--- begin ---

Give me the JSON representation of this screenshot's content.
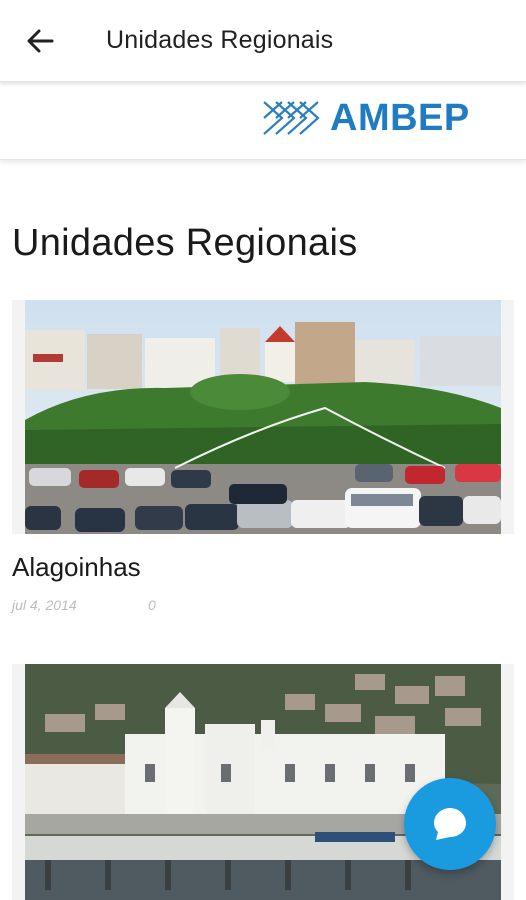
{
  "appbar": {
    "title": "Unidades Regionais",
    "back_icon": "arrow-back-icon"
  },
  "logo": {
    "text": "AMBEP",
    "icon": "ambep-logo-icon",
    "color": "#1f7cc1"
  },
  "page": {
    "heading": "Unidades Regionais"
  },
  "posts": [
    {
      "title": "Alagoinhas",
      "date": "jul 4, 2014",
      "comments": "0",
      "image": "town-square-photo"
    },
    {
      "title": "",
      "date": "",
      "comments": "",
      "image": "harbor-church-photo"
    }
  ],
  "fab": {
    "icon": "chat-bubble-icon",
    "color": "#1a9be0"
  }
}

--- end ---

WHAT TO WORK ON:
Leave the pictures out and print the records above exactly as they stand.

OUTPUT:
Give me the JSON representation of this screenshot's content.
{
  "appbar": {
    "title": "Unidades Regionais",
    "back_icon": "arrow-back-icon"
  },
  "logo": {
    "text": "AMBEP",
    "icon": "ambep-logo-icon",
    "color": "#1f7cc1"
  },
  "page": {
    "heading": "Unidades Regionais"
  },
  "posts": [
    {
      "title": "Alagoinhas",
      "date": "jul 4, 2014",
      "comments": "0",
      "image": "town-square-photo"
    },
    {
      "title": "",
      "date": "",
      "comments": "",
      "image": "harbor-church-photo"
    }
  ],
  "fab": {
    "icon": "chat-bubble-icon",
    "color": "#1a9be0"
  }
}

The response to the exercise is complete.